#### Given request:
From the line that contains "Enumerate this screenshot's" through the closing line of the entries, write out each line exactly; pictures stay out.

#### Records:
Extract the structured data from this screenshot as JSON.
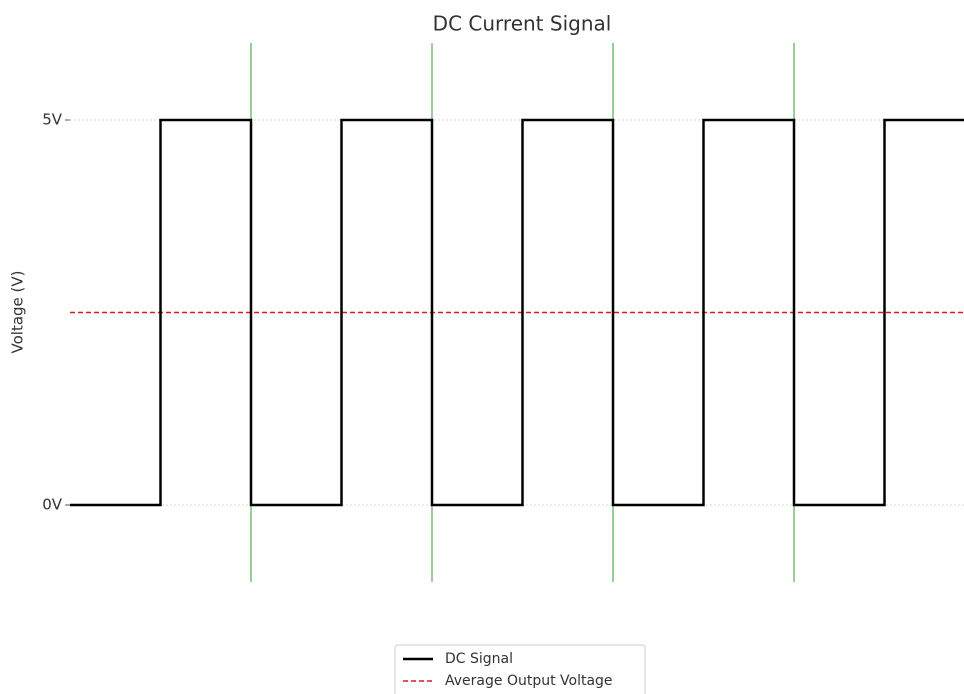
{
  "chart_data": {
    "type": "step",
    "title": "DC Current Signal",
    "y_label": "Voltage (V)",
    "x": [
      0,
      1,
      2,
      3,
      4,
      5,
      6,
      7,
      8,
      9,
      10
    ],
    "series": [
      {
        "name": "DC Signal",
        "color": "#000000",
        "values": [
          0,
          5,
          0,
          5,
          0,
          5,
          0,
          5,
          0,
          5,
          5
        ]
      }
    ],
    "hlines": [
      {
        "name": "Average Output Voltage",
        "value": 2.5,
        "color": "#e41a1c",
        "style": "dashed"
      }
    ],
    "vlines": {
      "values": [
        2,
        4,
        6,
        8
      ],
      "color": "#2ca02c"
    },
    "xlim": [
      0,
      10
    ],
    "ylim": [
      -1,
      6
    ],
    "yticks": [
      {
        "value": 0,
        "label": "0V"
      },
      {
        "value": 5,
        "label": "5V"
      }
    ],
    "grid": true,
    "legend": "bottom"
  }
}
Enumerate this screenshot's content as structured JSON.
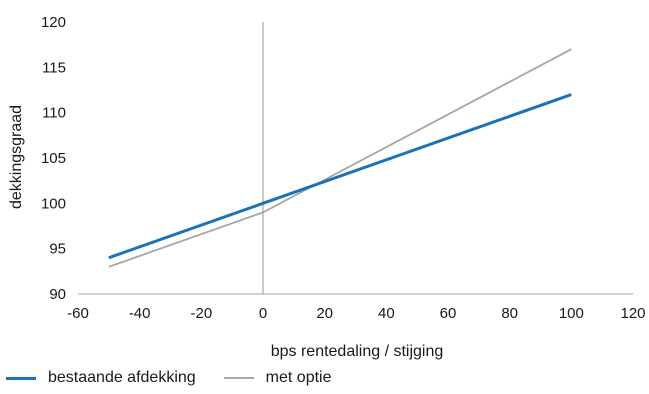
{
  "chart_data": {
    "type": "line",
    "xlabel": "bps rentedaling / stijging",
    "ylabel": "dekkingsgraad",
    "xlim": [
      -60,
      120
    ],
    "ylim": [
      90,
      120
    ],
    "xticks": [
      -60,
      -40,
      -20,
      0,
      20,
      40,
      60,
      80,
      100,
      120
    ],
    "yticks": [
      90,
      95,
      100,
      105,
      110,
      115,
      120
    ],
    "xtick_labels": [
      "-60",
      "-40",
      "-20",
      "0",
      "20",
      "40",
      "60",
      "80",
      "100",
      "120"
    ],
    "ytick_labels": [
      "90",
      "95",
      "100",
      "105",
      "110",
      "115",
      "120"
    ],
    "vertical_reference_line_x": 0,
    "grid": false,
    "legend_position": "bottom-left",
    "series": [
      {
        "name": "bestaande afdekking",
        "color": "#1a73b8",
        "x": [
          -50,
          0,
          100
        ],
        "y": [
          94,
          100,
          112
        ]
      },
      {
        "name": "met optie",
        "color": "#a6a6a6",
        "x": [
          -50,
          0,
          100
        ],
        "y": [
          93,
          99,
          117
        ]
      }
    ]
  }
}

#### Worked solution:
Enumerate this screenshot's content as structured JSON.
{
  "chart_data": {
    "type": "line",
    "xlabel": "bps rentedaling / stijging",
    "ylabel": "dekkingsgraad",
    "xlim": [
      -60,
      120
    ],
    "ylim": [
      90,
      120
    ],
    "xticks": [
      -60,
      -40,
      -20,
      0,
      20,
      40,
      60,
      80,
      100,
      120
    ],
    "yticks": [
      90,
      95,
      100,
      105,
      110,
      115,
      120
    ],
    "xtick_labels": [
      "-60",
      "-40",
      "-20",
      "0",
      "20",
      "40",
      "60",
      "80",
      "100",
      "120"
    ],
    "ytick_labels": [
      "90",
      "95",
      "100",
      "105",
      "110",
      "115",
      "120"
    ],
    "vertical_reference_line_x": 0,
    "grid": false,
    "legend_position": "bottom-left",
    "series": [
      {
        "name": "bestaande afdekking",
        "color": "#1a73b8",
        "x": [
          -50,
          0,
          100
        ],
        "y": [
          94,
          100,
          112
        ]
      },
      {
        "name": "met optie",
        "color": "#a6a6a6",
        "x": [
          -50,
          0,
          100
        ],
        "y": [
          93,
          99,
          117
        ]
      }
    ]
  }
}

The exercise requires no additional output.